What is required: Give the listing again exactly, omitting its images.

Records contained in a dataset
>>>>>
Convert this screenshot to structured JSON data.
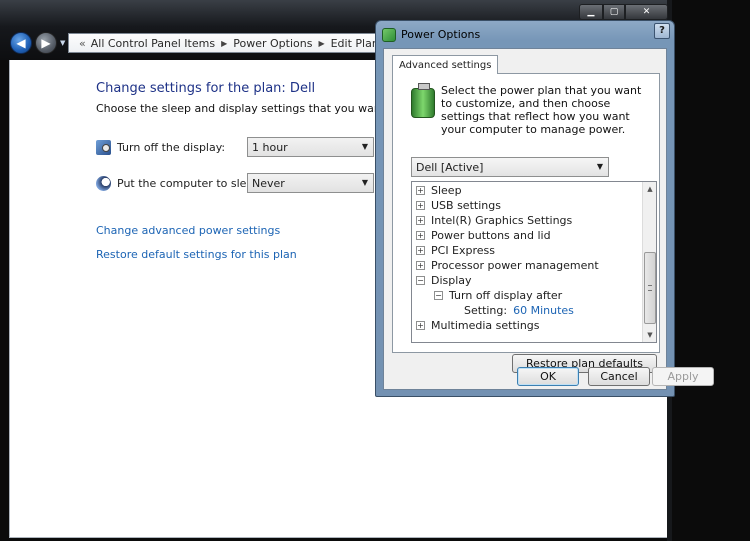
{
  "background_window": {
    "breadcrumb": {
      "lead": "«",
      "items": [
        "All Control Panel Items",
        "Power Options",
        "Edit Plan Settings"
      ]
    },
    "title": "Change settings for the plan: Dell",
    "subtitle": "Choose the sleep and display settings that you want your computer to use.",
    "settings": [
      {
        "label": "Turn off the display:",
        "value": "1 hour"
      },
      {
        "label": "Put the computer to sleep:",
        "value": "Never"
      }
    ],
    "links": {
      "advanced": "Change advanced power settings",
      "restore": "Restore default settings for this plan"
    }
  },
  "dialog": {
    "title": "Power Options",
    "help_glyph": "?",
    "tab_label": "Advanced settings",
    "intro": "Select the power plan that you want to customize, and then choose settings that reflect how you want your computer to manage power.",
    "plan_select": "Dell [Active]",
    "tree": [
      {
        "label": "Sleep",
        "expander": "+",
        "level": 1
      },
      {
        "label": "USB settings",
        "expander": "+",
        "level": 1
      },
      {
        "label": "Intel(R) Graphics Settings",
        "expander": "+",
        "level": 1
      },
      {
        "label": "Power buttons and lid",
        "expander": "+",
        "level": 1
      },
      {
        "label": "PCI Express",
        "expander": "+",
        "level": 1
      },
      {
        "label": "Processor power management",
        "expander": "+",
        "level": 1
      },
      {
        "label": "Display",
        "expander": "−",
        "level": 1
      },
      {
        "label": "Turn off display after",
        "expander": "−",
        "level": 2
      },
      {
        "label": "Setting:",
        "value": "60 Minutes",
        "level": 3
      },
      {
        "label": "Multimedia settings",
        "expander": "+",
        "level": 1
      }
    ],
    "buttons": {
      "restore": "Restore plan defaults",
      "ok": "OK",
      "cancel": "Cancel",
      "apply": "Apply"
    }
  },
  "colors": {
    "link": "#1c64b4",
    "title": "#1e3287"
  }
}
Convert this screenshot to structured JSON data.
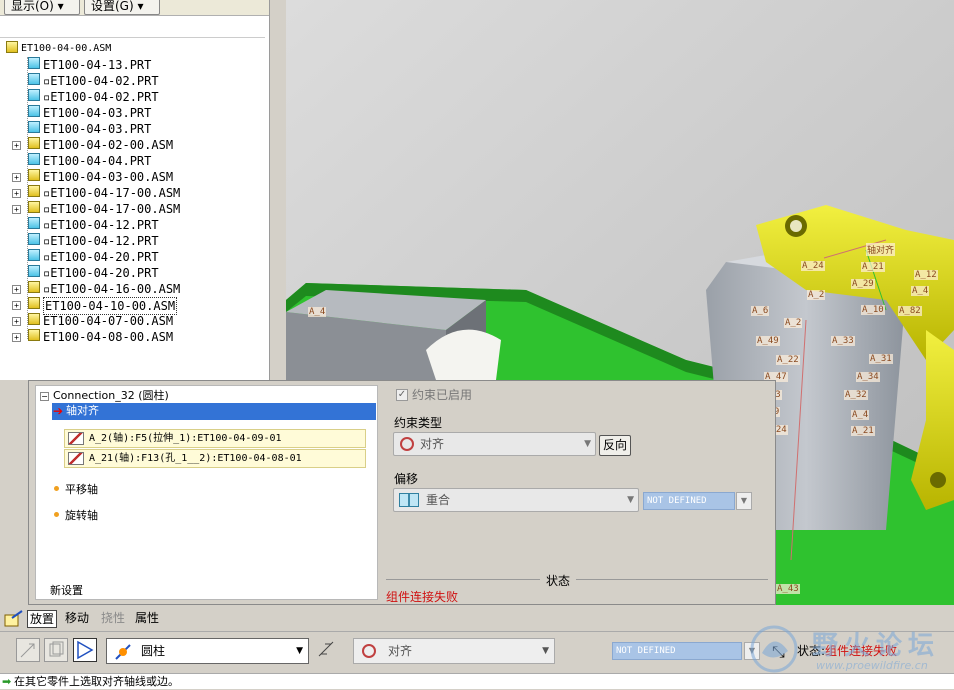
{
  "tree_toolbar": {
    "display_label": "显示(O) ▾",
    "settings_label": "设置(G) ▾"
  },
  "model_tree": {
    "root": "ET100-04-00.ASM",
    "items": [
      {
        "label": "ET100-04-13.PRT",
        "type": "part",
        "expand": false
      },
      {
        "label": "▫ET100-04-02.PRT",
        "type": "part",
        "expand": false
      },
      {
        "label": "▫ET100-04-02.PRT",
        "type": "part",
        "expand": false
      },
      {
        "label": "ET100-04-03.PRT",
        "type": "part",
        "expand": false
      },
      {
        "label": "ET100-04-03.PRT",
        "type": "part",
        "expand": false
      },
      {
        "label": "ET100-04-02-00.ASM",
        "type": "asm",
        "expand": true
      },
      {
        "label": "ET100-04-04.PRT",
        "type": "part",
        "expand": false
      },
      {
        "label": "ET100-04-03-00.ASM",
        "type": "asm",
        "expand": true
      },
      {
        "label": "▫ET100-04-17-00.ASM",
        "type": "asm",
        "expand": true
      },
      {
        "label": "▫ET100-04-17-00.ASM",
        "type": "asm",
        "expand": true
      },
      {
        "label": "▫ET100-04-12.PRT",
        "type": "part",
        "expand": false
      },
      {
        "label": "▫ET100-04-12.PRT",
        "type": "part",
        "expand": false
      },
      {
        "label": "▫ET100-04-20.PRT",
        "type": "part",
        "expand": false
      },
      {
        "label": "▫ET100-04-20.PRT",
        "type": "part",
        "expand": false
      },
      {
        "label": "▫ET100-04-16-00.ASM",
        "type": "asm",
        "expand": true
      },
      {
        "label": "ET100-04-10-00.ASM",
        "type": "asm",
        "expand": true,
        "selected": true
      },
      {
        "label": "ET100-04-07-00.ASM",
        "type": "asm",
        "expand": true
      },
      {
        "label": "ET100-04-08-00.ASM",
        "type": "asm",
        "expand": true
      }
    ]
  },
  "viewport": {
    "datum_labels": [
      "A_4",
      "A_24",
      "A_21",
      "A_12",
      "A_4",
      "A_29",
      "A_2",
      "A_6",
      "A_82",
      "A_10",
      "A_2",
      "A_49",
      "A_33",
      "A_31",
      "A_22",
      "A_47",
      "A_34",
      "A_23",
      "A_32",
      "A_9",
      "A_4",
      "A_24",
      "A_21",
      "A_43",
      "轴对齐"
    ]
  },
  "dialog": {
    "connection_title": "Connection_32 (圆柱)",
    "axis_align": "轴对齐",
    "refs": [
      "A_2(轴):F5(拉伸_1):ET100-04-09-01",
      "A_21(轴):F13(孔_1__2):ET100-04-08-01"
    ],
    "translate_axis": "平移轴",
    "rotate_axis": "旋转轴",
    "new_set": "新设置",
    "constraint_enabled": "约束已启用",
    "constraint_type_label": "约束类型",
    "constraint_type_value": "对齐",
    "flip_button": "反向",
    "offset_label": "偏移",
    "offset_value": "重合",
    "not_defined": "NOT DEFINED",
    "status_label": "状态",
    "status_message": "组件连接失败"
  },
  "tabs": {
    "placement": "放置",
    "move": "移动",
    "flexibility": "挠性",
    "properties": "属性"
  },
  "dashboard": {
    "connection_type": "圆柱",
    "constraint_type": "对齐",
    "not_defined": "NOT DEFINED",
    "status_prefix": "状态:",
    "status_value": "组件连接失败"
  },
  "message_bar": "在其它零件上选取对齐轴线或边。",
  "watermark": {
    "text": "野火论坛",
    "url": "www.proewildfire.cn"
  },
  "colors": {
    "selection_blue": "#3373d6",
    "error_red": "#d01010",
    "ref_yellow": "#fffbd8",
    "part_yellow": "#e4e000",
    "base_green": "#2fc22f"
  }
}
<<<<<
Task result:
Convert this screenshot to structured JSON data.
{
  "background_window": {
    "breadcrumb": {
      "lead": "«",
      "items": [
        "All Control Panel Items",
        "Power Options",
        "Edit Plan Settings"
      ]
    },
    "title": "Change settings for the plan: Dell",
    "subtitle": "Choose the sleep and display settings that you want your computer to use.",
    "settings": [
      {
        "label": "Turn off the display:",
        "value": "1 hour"
      },
      {
        "label": "Put the computer to sleep:",
        "value": "Never"
      }
    ],
    "links": {
      "advanced": "Change advanced power settings",
      "restore": "Restore default settings for this plan"
    }
  },
  "dialog": {
    "title": "Power Options",
    "help_glyph": "?",
    "tab_label": "Advanced settings",
    "intro": "Select the power plan that you want to customize, and then choose settings that reflect how you want your computer to manage power.",
    "plan_select": "Dell [Active]",
    "tree": [
      {
        "label": "Sleep",
        "expander": "+",
        "level": 1
      },
      {
        "label": "USB settings",
        "expander": "+",
        "level": 1
      },
      {
        "label": "Intel(R) Graphics Settings",
        "expander": "+",
        "level": 1
      },
      {
        "label": "Power buttons and lid",
        "expander": "+",
        "level": 1
      },
      {
        "label": "PCI Express",
        "expander": "+",
        "level": 1
      },
      {
        "label": "Processor power management",
        "expander": "+",
        "level": 1
      },
      {
        "label": "Display",
        "expander": "−",
        "level": 1
      },
      {
        "label": "Turn off display after",
        "expander": "−",
        "level": 2
      },
      {
        "label": "Setting:",
        "value": "60 Minutes",
        "level": 3
      },
      {
        "label": "Multimedia settings",
        "expander": "+",
        "level": 1
      }
    ],
    "buttons": {
      "restore": "Restore plan defaults",
      "ok": "OK",
      "cancel": "Cancel",
      "apply": "Apply"
    }
  },
  "colors": {
    "link": "#1c64b4",
    "title": "#1e3287"
  }
}
Convert this screenshot to structured JSON data.
{
  "tree_toolbar": {
    "display_label": "显示(O) ▾",
    "settings_label": "设置(G) ▾"
  },
  "model_tree": {
    "root": "ET100-04-00.ASM",
    "items": [
      {
        "label": "ET100-04-13.PRT",
        "type": "part",
        "expand": false
      },
      {
        "label": "▫ET100-04-02.PRT",
        "type": "part",
        "expand": false
      },
      {
        "label": "▫ET100-04-02.PRT",
        "type": "part",
        "expand": false
      },
      {
        "label": "ET100-04-03.PRT",
        "type": "part",
        "expand": false
      },
      {
        "label": "ET100-04-03.PRT",
        "type": "part",
        "expand": false
      },
      {
        "label": "ET100-04-02-00.ASM",
        "type": "asm",
        "expand": true
      },
      {
        "label": "ET100-04-04.PRT",
        "type": "part",
        "expand": false
      },
      {
        "label": "ET100-04-03-00.ASM",
        "type": "asm",
        "expand": true
      },
      {
        "label": "▫ET100-04-17-00.ASM",
        "type": "asm",
        "expand": true
      },
      {
        "label": "▫ET100-04-17-00.ASM",
        "type": "asm",
        "expand": true
      },
      {
        "label": "▫ET100-04-12.PRT",
        "type": "part",
        "expand": false
      },
      {
        "label": "▫ET100-04-12.PRT",
        "type": "part",
        "expand": false
      },
      {
        "label": "▫ET100-04-20.PRT",
        "type": "part",
        "expand": false
      },
      {
        "label": "▫ET100-04-20.PRT",
        "type": "part",
        "expand": false
      },
      {
        "label": "▫ET100-04-16-00.ASM",
        "type": "asm",
        "expand": true
      },
      {
        "label": "ET100-04-10-00.ASM",
        "type": "asm",
        "expand": true,
        "selected": true
      },
      {
        "label": "ET100-04-07-00.ASM",
        "type": "asm",
        "expand": true
      },
      {
        "label": "ET100-04-08-00.ASM",
        "type": "asm",
        "expand": true
      }
    ]
  },
  "viewport": {
    "datum_labels": [
      "A_4",
      "A_24",
      "A_21",
      "A_12",
      "A_4",
      "A_29",
      "A_2",
      "A_6",
      "A_82",
      "A_10",
      "A_2",
      "A_49",
      "A_33",
      "A_31",
      "A_22",
      "A_47",
      "A_34",
      "A_23",
      "A_32",
      "A_9",
      "A_4",
      "A_24",
      "A_21",
      "A_43",
      "轴对齐"
    ]
  },
  "dialog": {
    "connection_title": "Connection_32 (圆柱)",
    "axis_align": "轴对齐",
    "refs": [
      "A_2(轴):F5(拉伸_1):ET100-04-09-01",
      "A_21(轴):F13(孔_1__2):ET100-04-08-01"
    ],
    "translate_axis": "平移轴",
    "rotate_axis": "旋转轴",
    "new_set": "新设置",
    "constraint_enabled": "约束已启用",
    "constraint_type_label": "约束类型",
    "constraint_type_value": "对齐",
    "flip_button": "反向",
    "offset_label": "偏移",
    "offset_value": "重合",
    "not_defined": "NOT DEFINED",
    "status_label": "状态",
    "status_message": "组件连接失败"
  },
  "tabs": {
    "placement": "放置",
    "move": "移动",
    "flexibility": "挠性",
    "properties": "属性"
  },
  "dashboard": {
    "connection_type": "圆柱",
    "constraint_type": "对齐",
    "not_defined": "NOT DEFINED",
    "status_prefix": "状态:",
    "status_value": "组件连接失败"
  },
  "message_bar": "在其它零件上选取对齐轴线或边。",
  "watermark": {
    "text": "野火论坛",
    "url": "www.proewildfire.cn"
  },
  "colors": {
    "selection_blue": "#3373d6",
    "error_red": "#d01010",
    "ref_yellow": "#fffbd8",
    "part_yellow": "#e4e000",
    "base_green": "#2fc22f"
  }
}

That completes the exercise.